### GIVEN EXERCISE:
Copy the records word for word, from the first line through the line that contains "legend-bar-label: 中国汽车租赁市场总收入 xyxy=(414,449,623,472)", including that line.

(Spatial annotation entries)
+++

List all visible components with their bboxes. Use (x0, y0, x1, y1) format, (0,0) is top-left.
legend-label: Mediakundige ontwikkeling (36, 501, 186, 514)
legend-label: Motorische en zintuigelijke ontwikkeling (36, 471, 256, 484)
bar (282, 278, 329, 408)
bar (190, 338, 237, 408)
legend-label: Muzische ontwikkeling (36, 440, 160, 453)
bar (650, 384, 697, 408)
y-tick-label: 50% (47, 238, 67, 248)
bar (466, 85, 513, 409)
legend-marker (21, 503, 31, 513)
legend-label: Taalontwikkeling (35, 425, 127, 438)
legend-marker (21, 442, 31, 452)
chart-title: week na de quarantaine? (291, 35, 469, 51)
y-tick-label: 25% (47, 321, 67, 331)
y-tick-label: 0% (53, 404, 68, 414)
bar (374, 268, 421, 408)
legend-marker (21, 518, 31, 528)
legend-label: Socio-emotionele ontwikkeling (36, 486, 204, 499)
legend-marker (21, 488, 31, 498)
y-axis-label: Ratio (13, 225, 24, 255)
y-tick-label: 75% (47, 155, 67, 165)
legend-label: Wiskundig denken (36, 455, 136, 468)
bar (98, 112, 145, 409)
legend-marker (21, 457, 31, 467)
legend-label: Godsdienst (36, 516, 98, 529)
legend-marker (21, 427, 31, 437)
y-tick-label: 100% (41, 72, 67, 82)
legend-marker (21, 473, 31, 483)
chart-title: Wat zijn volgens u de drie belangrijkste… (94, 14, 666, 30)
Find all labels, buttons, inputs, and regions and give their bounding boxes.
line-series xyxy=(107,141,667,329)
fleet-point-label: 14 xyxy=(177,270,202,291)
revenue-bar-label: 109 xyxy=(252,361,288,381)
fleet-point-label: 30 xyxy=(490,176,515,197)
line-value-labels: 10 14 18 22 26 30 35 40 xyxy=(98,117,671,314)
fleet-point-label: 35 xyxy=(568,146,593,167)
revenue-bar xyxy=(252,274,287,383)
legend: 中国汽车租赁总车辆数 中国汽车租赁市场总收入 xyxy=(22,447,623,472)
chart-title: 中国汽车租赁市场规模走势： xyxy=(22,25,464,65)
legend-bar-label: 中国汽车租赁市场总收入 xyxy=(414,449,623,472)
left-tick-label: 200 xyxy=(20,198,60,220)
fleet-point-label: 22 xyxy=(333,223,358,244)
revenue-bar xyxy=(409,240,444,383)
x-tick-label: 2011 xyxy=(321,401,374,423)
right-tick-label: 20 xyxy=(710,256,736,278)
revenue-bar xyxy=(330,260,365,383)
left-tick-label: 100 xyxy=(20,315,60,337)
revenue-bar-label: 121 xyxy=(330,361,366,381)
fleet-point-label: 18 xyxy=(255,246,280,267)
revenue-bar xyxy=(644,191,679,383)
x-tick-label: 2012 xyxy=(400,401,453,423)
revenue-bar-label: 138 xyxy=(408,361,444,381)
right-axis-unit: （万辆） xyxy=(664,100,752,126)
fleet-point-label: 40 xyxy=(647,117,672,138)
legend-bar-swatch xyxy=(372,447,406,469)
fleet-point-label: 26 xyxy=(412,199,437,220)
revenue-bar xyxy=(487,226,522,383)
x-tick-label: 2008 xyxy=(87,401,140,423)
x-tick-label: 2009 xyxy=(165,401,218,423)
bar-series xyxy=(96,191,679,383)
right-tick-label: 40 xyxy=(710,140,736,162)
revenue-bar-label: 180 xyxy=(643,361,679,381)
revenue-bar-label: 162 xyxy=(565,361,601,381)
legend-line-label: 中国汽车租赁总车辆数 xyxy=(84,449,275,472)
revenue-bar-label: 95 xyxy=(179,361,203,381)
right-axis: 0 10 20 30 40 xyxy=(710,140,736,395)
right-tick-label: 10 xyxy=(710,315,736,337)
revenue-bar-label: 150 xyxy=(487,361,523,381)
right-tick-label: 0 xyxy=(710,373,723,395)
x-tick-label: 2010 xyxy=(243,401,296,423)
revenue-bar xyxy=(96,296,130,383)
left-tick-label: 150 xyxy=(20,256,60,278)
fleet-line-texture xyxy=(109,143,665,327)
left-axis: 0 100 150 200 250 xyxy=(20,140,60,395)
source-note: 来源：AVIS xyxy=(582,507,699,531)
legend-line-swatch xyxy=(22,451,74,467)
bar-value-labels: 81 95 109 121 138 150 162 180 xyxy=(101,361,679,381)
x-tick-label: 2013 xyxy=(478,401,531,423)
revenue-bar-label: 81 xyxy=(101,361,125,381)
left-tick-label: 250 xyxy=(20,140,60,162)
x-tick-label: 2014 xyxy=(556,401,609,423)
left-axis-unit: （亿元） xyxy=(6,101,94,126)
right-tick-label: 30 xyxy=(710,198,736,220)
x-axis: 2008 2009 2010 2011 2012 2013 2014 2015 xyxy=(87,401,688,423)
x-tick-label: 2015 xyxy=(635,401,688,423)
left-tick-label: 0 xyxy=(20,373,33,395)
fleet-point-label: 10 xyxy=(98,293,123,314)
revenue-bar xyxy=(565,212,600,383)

+++

### ANSWER TO THIS TASK:
List all visible components with their bboxes. Use (x0, y0, x1, y1) format, (0,0) is top-left.
legend-label: Mediakundige ontwikkeling (36, 501, 186, 514)
legend-label: Motorische en zintuigelijke ontwikkeling (36, 471, 256, 484)
bar (282, 278, 329, 408)
bar (190, 338, 237, 408)
legend-label: Muzische ontwikkeling (36, 440, 160, 453)
bar (650, 384, 697, 408)
y-tick-label: 50% (47, 238, 67, 248)
bar (466, 85, 513, 409)
legend-marker (21, 503, 31, 513)
legend-label: Taalontwikkeling (35, 425, 127, 438)
legend-marker (21, 442, 31, 452)
chart-title: week na de quarantaine? (291, 35, 469, 51)
y-tick-label: 25% (47, 321, 67, 331)
y-tick-label: 0% (53, 404, 68, 414)
bar (374, 268, 421, 408)
legend-marker (21, 518, 31, 528)
legend-label: Socio-emotionele ontwikkeling (36, 486, 204, 499)
legend-marker (21, 488, 31, 498)
y-axis-label: Ratio (13, 225, 24, 255)
y-tick-label: 75% (47, 155, 67, 165)
legend-label: Wiskundig denken (36, 455, 136, 468)
bar (98, 112, 145, 409)
legend-marker (21, 457, 31, 467)
legend-label: Godsdienst (36, 516, 98, 529)
legend-marker (21, 427, 31, 437)
y-tick-label: 100% (41, 72, 67, 82)
legend-marker (21, 473, 31, 483)
chart-title: Wat zijn volgens u de drie belangrijkste… (94, 14, 666, 30)
Find all labels, buttons, inputs, and regions and give their bounding boxes.
line-series xyxy=(107,141,667,329)
fleet-point-label: 14 xyxy=(177,270,202,291)
revenue-bar-label: 109 xyxy=(252,361,288,381)
fleet-point-label: 30 xyxy=(490,176,515,197)
line-value-labels: 10 14 18 22 26 30 35 40 xyxy=(98,117,671,314)
fleet-point-label: 35 xyxy=(568,146,593,167)
revenue-bar xyxy=(252,274,287,383)
legend: 中国汽车租赁总车辆数 中国汽车租赁市场总收入 xyxy=(22,447,623,472)
chart-title: 中国汽车租赁市场规模走势： xyxy=(22,25,464,65)
legend-bar-label: 中国汽车租赁市场总收入 xyxy=(414,449,623,472)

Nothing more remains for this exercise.